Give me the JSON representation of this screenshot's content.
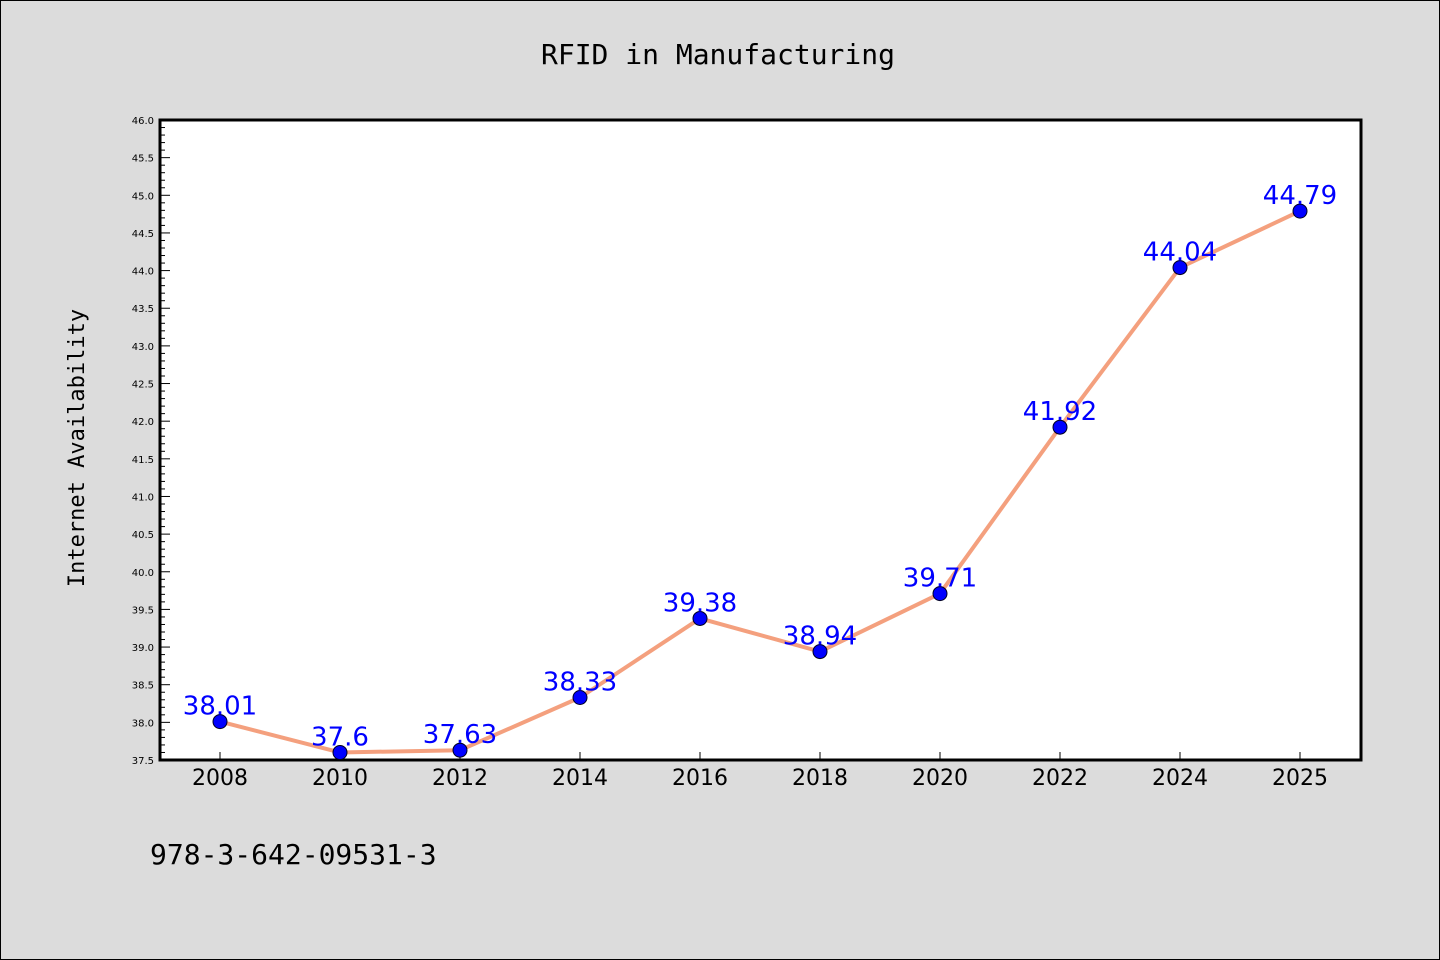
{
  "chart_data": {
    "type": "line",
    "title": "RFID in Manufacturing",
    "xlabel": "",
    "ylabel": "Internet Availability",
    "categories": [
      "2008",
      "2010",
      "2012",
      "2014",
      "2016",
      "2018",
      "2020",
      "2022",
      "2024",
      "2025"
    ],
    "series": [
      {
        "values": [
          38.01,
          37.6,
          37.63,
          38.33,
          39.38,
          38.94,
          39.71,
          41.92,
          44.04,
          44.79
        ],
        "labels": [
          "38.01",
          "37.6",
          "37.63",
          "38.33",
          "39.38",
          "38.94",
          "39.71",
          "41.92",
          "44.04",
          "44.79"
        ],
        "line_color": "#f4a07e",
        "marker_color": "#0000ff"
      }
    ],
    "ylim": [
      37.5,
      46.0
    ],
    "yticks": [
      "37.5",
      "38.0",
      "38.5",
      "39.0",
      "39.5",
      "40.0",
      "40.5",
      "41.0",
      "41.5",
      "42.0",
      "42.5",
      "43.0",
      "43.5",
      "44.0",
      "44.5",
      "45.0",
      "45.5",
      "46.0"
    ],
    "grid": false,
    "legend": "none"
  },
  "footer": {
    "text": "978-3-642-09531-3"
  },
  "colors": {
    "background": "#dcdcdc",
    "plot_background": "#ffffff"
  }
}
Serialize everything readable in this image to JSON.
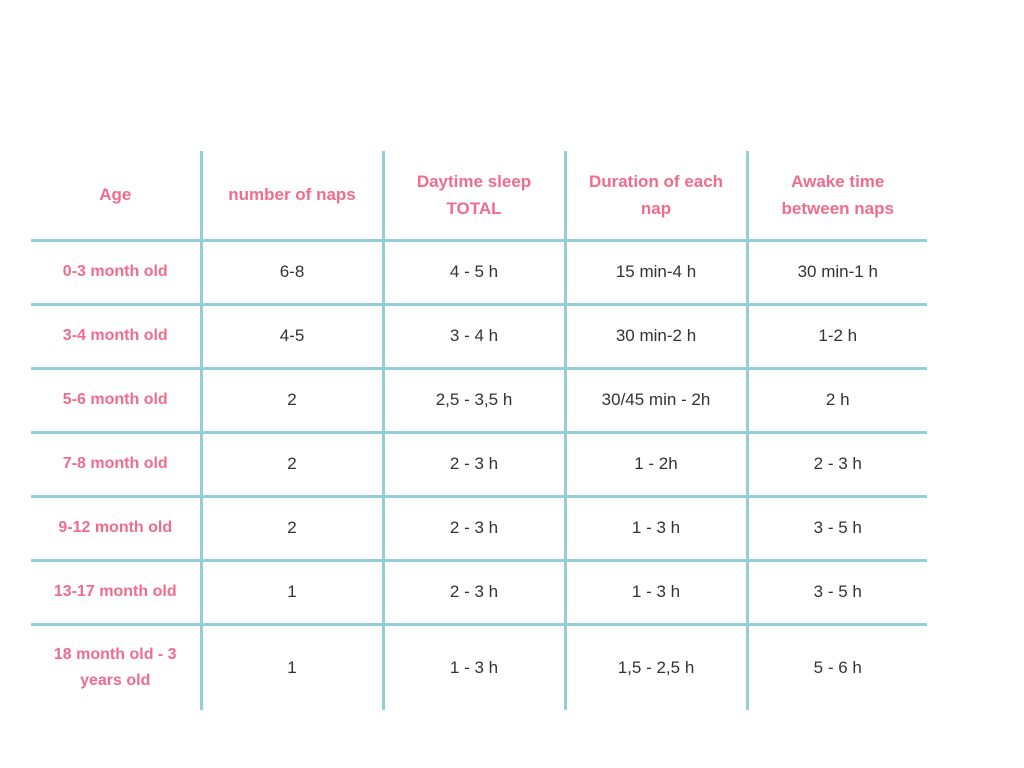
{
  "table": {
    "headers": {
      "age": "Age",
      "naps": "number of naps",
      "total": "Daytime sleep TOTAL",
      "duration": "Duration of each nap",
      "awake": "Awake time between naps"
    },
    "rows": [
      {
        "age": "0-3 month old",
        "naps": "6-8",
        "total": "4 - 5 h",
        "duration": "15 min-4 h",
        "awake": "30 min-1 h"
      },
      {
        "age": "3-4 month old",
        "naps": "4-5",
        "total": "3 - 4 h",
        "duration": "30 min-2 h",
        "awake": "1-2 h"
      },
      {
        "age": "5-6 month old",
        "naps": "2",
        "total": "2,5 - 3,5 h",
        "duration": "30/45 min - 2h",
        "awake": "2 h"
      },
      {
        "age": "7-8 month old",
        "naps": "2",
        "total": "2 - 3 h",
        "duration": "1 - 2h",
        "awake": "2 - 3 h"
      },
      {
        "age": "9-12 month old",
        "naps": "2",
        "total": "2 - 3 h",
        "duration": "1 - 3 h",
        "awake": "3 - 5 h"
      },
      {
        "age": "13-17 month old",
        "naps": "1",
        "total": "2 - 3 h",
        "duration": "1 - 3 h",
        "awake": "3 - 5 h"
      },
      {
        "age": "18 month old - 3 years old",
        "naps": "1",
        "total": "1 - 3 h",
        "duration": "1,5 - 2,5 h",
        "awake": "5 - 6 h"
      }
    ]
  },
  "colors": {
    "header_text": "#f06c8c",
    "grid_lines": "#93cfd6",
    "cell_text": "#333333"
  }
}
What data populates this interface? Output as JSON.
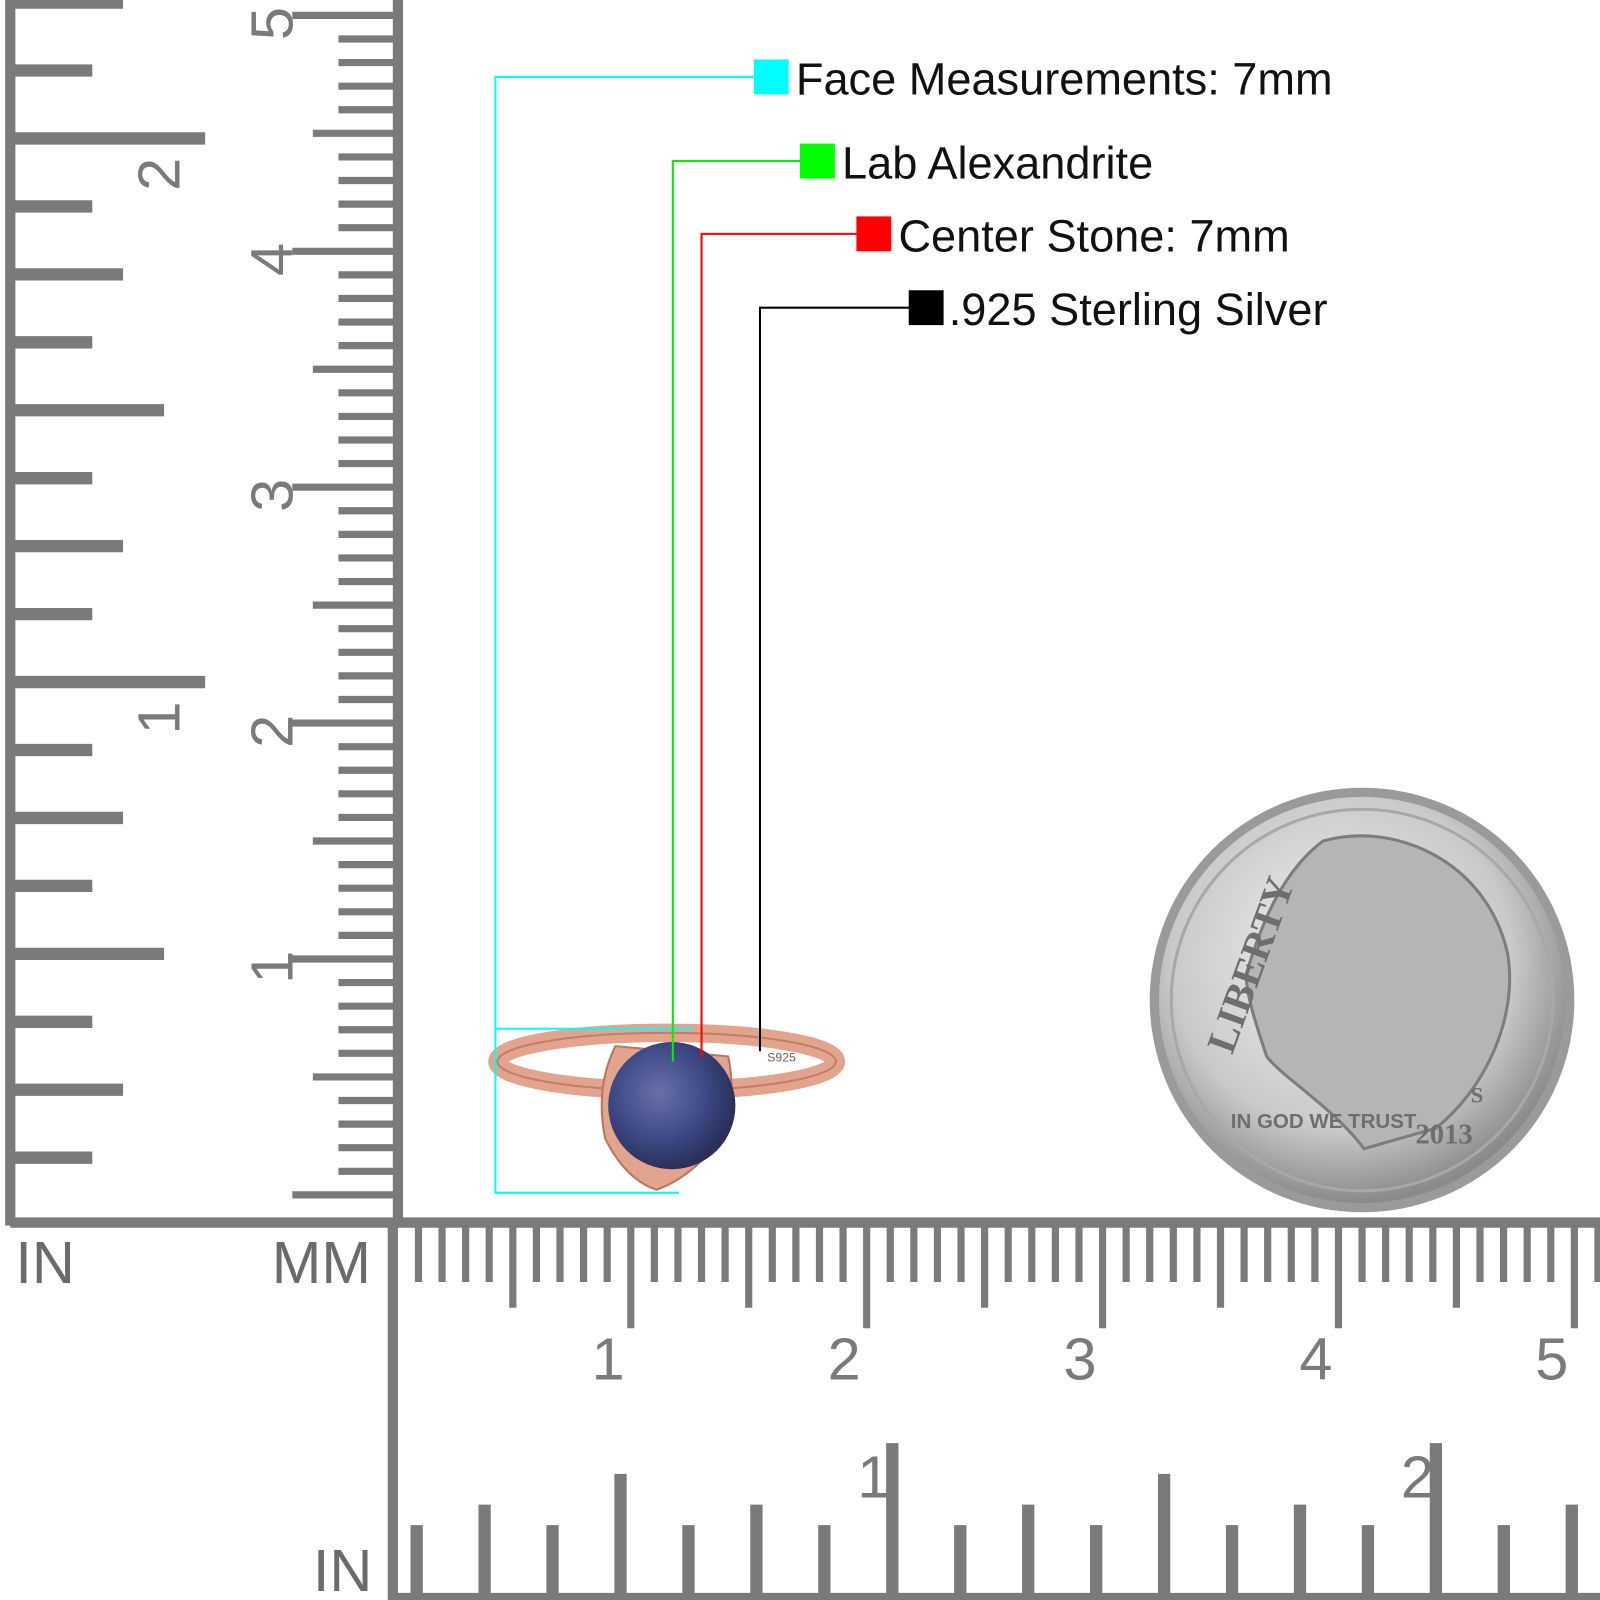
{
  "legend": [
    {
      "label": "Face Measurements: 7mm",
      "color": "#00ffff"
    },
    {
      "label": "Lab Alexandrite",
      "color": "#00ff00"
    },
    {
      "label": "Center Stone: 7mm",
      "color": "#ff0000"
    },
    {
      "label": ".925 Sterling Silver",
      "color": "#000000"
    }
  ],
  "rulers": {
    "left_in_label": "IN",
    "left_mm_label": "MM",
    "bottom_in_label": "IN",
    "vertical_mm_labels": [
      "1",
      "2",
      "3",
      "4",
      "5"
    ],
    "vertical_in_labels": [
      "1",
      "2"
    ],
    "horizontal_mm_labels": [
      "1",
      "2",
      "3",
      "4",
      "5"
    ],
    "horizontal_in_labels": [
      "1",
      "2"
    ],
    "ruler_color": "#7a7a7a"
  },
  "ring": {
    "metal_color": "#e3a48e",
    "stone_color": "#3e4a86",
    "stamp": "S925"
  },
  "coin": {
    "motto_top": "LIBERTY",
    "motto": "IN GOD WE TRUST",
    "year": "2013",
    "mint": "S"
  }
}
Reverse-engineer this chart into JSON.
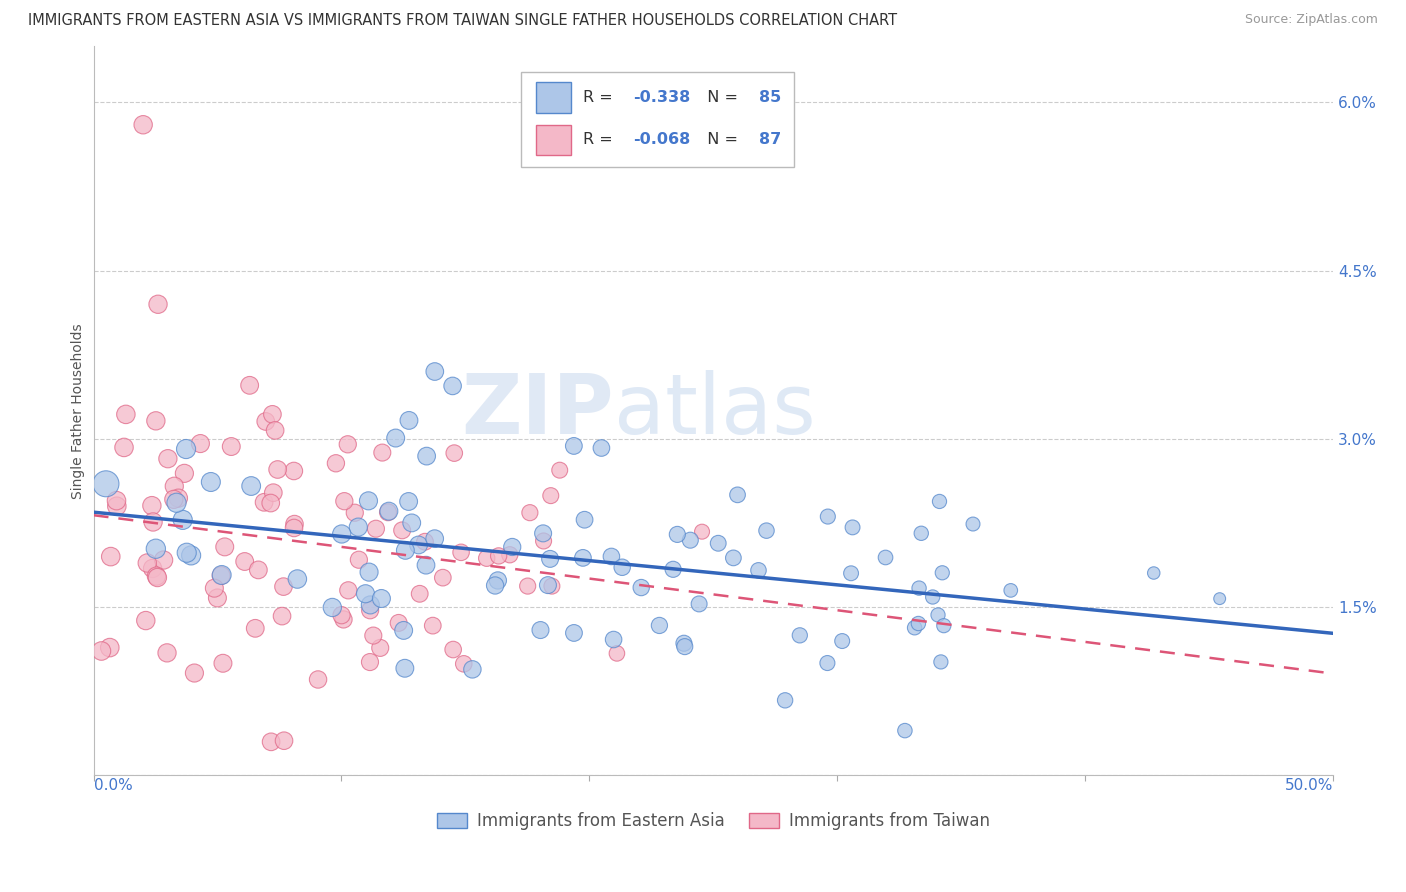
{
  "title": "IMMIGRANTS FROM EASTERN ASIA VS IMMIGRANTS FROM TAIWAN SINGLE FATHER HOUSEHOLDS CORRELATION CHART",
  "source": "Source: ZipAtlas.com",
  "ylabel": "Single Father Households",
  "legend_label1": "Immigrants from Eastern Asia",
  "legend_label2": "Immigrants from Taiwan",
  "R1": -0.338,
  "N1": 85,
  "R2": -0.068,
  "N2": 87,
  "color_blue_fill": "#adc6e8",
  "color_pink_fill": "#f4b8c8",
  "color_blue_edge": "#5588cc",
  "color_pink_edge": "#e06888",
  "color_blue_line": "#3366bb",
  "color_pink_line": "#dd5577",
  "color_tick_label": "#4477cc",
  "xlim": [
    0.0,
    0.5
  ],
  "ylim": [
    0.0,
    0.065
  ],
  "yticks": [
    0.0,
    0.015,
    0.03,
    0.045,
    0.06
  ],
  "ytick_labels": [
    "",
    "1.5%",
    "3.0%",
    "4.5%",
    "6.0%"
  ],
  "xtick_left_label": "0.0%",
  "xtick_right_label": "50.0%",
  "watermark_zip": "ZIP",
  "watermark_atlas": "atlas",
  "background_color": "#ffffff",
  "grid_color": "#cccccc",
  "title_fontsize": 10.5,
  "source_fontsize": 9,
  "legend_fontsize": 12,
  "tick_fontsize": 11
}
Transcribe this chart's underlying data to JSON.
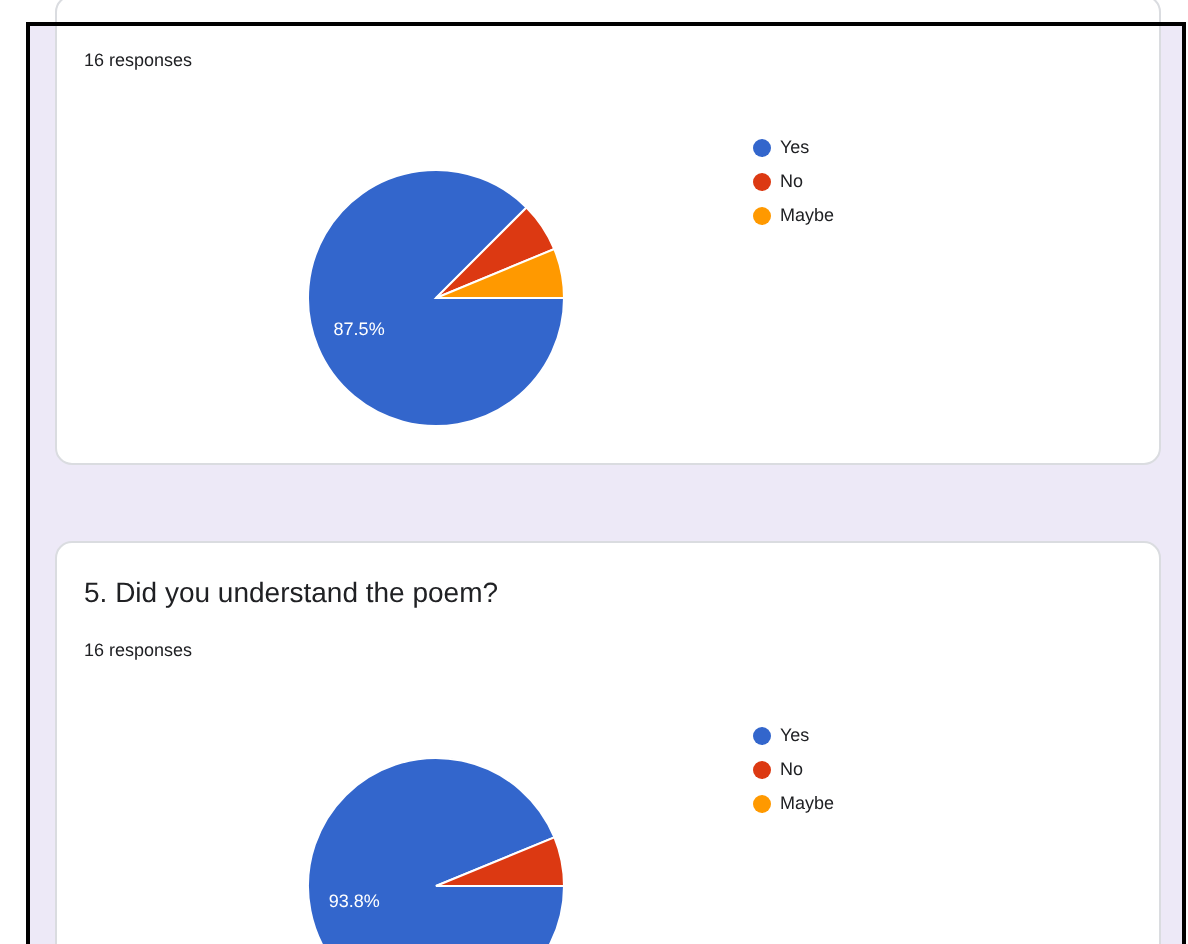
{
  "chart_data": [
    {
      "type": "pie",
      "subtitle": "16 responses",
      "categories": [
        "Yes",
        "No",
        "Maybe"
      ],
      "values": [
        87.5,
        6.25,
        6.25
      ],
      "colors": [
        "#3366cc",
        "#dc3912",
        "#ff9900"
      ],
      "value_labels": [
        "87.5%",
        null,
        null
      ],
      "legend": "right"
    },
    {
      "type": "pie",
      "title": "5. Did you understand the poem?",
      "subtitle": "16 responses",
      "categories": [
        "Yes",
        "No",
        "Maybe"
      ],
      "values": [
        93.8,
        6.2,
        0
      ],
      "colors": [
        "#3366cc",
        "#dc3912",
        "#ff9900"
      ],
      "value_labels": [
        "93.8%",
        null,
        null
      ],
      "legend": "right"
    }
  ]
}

--------------------------------

What to do – Make a list of all lines in the data that contain "duration".

Worked answer –
      "duration": "Duration of each nap",
        "duration": "15 min-4 h",
        "duration": "30 min-2 h",
        "duration": "30/45 min - 2h",
        "duration": "1 - 2h",
        "duration": "1 - 3 h",
        "duration": "1 - 3 h",
        "duration": "1,5 - 2,5 h",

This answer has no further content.